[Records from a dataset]
* begin *

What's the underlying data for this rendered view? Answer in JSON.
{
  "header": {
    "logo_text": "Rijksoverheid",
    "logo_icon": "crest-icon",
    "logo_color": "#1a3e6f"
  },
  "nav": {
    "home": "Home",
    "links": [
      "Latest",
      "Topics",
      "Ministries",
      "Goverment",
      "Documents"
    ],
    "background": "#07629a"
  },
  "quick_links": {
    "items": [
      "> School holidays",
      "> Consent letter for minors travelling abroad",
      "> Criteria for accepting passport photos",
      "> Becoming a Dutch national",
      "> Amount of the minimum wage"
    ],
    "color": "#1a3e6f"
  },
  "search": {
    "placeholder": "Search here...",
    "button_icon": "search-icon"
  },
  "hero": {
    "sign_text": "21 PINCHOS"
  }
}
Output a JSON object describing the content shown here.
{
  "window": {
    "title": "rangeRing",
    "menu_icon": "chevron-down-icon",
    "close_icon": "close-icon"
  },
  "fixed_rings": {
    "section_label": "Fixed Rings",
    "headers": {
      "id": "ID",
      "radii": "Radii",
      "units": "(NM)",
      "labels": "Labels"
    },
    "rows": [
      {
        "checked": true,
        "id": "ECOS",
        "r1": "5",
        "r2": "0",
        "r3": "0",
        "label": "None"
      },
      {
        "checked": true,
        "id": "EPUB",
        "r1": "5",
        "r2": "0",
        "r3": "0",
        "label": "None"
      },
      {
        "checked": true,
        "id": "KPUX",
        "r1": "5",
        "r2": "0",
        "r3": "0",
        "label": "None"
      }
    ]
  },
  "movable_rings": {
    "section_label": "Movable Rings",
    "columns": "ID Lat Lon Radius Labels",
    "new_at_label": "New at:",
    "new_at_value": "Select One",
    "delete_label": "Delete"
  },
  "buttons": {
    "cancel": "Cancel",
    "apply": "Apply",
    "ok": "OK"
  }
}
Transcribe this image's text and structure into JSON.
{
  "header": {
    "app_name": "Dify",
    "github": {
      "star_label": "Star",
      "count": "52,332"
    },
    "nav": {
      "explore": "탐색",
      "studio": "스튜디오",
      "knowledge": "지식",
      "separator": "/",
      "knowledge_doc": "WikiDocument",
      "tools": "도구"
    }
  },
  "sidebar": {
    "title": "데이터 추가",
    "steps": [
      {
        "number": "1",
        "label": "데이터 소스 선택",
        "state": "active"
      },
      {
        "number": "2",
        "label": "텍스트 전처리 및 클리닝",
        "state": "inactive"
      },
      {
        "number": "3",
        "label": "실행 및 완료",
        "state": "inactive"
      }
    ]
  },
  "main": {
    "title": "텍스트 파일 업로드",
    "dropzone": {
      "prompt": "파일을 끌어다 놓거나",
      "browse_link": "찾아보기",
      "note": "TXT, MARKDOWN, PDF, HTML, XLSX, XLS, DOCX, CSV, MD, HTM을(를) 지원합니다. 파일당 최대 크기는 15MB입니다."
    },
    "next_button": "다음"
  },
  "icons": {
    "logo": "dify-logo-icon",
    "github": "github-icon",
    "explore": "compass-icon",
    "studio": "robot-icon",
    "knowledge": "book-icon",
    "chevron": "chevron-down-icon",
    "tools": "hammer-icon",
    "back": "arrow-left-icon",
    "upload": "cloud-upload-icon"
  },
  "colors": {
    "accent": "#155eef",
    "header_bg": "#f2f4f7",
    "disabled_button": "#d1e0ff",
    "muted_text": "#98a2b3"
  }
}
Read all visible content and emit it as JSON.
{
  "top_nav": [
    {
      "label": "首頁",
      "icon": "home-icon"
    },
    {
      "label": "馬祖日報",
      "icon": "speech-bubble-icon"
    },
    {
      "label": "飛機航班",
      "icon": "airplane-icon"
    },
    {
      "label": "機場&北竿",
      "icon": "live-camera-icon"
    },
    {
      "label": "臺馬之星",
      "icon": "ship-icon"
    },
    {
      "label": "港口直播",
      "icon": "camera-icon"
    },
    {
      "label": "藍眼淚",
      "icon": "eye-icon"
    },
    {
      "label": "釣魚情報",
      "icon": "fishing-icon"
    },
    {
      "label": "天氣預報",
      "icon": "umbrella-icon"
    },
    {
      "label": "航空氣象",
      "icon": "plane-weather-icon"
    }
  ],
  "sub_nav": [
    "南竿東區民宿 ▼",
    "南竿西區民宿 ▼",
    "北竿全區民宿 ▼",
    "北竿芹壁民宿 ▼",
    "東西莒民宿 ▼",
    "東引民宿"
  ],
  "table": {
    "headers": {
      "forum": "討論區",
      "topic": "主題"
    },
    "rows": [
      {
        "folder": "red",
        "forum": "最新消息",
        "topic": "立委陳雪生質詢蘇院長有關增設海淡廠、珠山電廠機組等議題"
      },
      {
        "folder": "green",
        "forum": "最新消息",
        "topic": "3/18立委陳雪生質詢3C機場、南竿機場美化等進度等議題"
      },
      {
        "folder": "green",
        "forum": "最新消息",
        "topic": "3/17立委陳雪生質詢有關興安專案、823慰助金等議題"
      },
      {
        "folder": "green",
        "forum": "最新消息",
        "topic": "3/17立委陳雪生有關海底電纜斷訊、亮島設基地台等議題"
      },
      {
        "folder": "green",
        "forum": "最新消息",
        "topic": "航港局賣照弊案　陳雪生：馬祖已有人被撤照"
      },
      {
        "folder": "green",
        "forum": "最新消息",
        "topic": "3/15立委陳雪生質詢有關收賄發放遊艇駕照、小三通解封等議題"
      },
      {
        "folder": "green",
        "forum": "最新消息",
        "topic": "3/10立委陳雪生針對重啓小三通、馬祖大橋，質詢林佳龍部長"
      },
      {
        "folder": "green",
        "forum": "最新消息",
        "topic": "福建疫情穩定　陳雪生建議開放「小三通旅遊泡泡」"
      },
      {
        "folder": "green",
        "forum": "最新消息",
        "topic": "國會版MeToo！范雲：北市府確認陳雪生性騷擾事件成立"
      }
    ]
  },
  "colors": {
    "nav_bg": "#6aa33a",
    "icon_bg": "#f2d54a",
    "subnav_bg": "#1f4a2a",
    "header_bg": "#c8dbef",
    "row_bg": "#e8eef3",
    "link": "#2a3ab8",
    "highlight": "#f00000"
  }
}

* end *

Give a word-for-word copy of the records.

* _Task output_
What's the underlying data for this rendered view? Answer in JSON.
{
  "header": {
    "logo_text": "Rijksoverheid",
    "logo_icon": "crest-icon",
    "logo_color": "#1a3e6f"
  },
  "nav": {
    "home": "Home",
    "links": [
      "Latest",
      "Topics",
      "Ministries",
      "Goverment",
      "Documents"
    ],
    "background": "#07629a"
  },
  "quick_links": {
    "items": [
      "> School holidays",
      "> Consent letter for minors travelling abroad",
      "> Criteria for accepting passport photos",
      "> Becoming a Dutch national",
      "> Amount of the minimum wage"
    ],
    "color": "#1a3e6f"
  },
  "search": {
    "placeholder": "Search here...",
    "button_icon": "search-icon"
  },
  "hero": {
    "sign_text": "21 PINCHOS"
  }
}
Output a JSON object describing the content shown here.
{
  "window": {
    "title": "rangeRing",
    "menu_icon": "chevron-down-icon",
    "close_icon": "close-icon"
  },
  "fixed_rings": {
    "section_label": "Fixed Rings",
    "headers": {
      "id": "ID",
      "radii": "Radii",
      "units": "(NM)",
      "labels": "Labels"
    },
    "rows": [
      {
        "checked": true,
        "id": "ECOS",
        "r1": "5",
        "r2": "0",
        "r3": "0",
        "label": "None"
      },
      {
        "checked": true,
        "id": "EPUB",
        "r1": "5",
        "r2": "0",
        "r3": "0",
        "label": "None"
      },
      {
        "checked": true,
        "id": "KPUX",
        "r1": "5",
        "r2": "0",
        "r3": "0",
        "label": "None"
      }
    ]
  },
  "movable_rings": {
    "section_label": "Movable Rings",
    "columns": "ID Lat Lon Radius Labels",
    "new_at_label": "New at:",
    "new_at_value": "Select One",
    "delete_label": "Delete"
  },
  "buttons": {
    "cancel": "Cancel",
    "apply": "Apply",
    "ok": "OK"
  }
}
Transcribe this image's text and structure into JSON.
{
  "header": {
    "app_name": "Dify",
    "github": {
      "star_label": "Star",
      "count": "52,332"
    },
    "nav": {
      "explore": "탐색",
      "studio": "스튜디오",
      "knowledge": "지식",
      "separator": "/",
      "knowledge_doc": "WikiDocument",
      "tools": "도구"
    }
  },
  "sidebar": {
    "title": "데이터 추가",
    "steps": [
      {
        "number": "1",
        "label": "데이터 소스 선택",
        "state": "active"
      },
      {
        "number": "2",
        "label": "텍스트 전처리 및 클리닝",
        "state": "inactive"
      },
      {
        "number": "3",
        "label": "실행 및 완료",
        "state": "inactive"
      }
    ]
  },
  "main": {
    "title": "텍스트 파일 업로드",
    "dropzone": {
      "prompt": "파일을 끌어다 놓거나",
      "browse_link": "찾아보기",
      "note": "TXT, MARKDOWN, PDF, HTML, XLSX, XLS, DOCX, CSV, MD, HTM을(를) 지원합니다. 파일당 최대 크기는 15MB입니다."
    },
    "next_button": "다음"
  },
  "icons": {
    "logo": "dify-logo-icon",
    "github": "github-icon",
    "explore": "compass-icon",
    "studio": "robot-icon",
    "knowledge": "book-icon",
    "chevron": "chevron-down-icon",
    "tools": "hammer-icon",
    "back": "arrow-left-icon",
    "upload": "cloud-upload-icon"
  },
  "colors": {
    "accent": "#155eef",
    "header_bg": "#f2f4f7",
    "disabled_button": "#d1e0ff",
    "muted_text": "#98a2b3"
  }
}
Read all visible content and emit it as JSON.
{
  "top_nav": [
    {
      "label": "首頁",
      "icon": "home-icon"
    },
    {
      "label": "馬祖日報",
      "icon": "speech-bubble-icon"
    },
    {
      "label": "飛機航班",
      "icon": "airplane-icon"
    },
    {
      "label": "機場&北竿",
      "icon": "live-camera-icon"
    },
    {
      "label": "臺馬之星",
      "icon": "ship-icon"
    },
    {
      "label": "港口直播",
      "icon": "camera-icon"
    },
    {
      "label": "藍眼淚",
      "icon": "eye-icon"
    },
    {
      "label": "釣魚情報",
      "icon": "fishing-icon"
    },
    {
      "label": "天氣預報",
      "icon": "umbrella-icon"
    },
    {
      "label": "航空氣象",
      "icon": "plane-weather-icon"
    }
  ],
  "sub_nav": [
    "南竿東區民宿 ▼",
    "南竿西區民宿 ▼",
    "北竿全區民宿 ▼",
    "北竿芹壁民宿 ▼",
    "東西莒民宿 ▼",
    "東引民宿"
  ],
  "table": {
    "headers": {
      "forum": "討論區",
      "topic": "主題"
    },
    "rows": [
      {
        "folder": "red",
        "forum": "最新消息",
        "topic": "立委陳雪生質詢蘇院長有關增設海淡廠、珠山電廠機組等議題"
      },
      {
        "folder": "green",
        "forum": "最新消息",
        "topic": "3/18立委陳雪生質詢3C機場、南竿機場美化等進度等議題"
      },
      {
        "folder": "green",
        "forum": "最新消息",
        "topic": "3/17立委陳雪生質詢有關興安專案、823慰助金等議題"
      },
      {
        "folder": "green",
        "forum": "最新消息",
        "topic": "3/17立委陳雪生有關海底電纜斷訊、亮島設基地台等議題"
      },
      {
        "folder": "green",
        "forum": "最新消息",
        "topic": "航港局賣照弊案　陳雪生：馬祖已有人被撤照"
      },
      {
        "folder": "green",
        "forum": "最新消息",
        "topic": "3/15立委陳雪生質詢有關收賄發放遊艇駕照、小三通解封等議題"
      },
      {
        "folder": "green",
        "forum": "最新消息",
        "topic": "3/10立委陳雪生針對重啓小三通、馬祖大橋，質詢林佳龍部長"
      },
      {
        "folder": "green",
        "forum": "最新消息",
        "topic": "福建疫情穩定　陳雪生建議開放「小三通旅遊泡泡」"
      },
      {
        "folder": "green",
        "forum": "最新消息",
        "topic": "國會版MeToo！范雲：北市府確認陳雪生性騷擾事件成立"
      }
    ]
  },
  "colors": {
    "nav_bg": "#6aa33a",
    "icon_bg": "#f2d54a",
    "subnav_bg": "#1f4a2a",
    "header_bg": "#c8dbef",
    "row_bg": "#e8eef3",
    "link": "#2a3ab8",
    "highlight": "#f00000"
  }
}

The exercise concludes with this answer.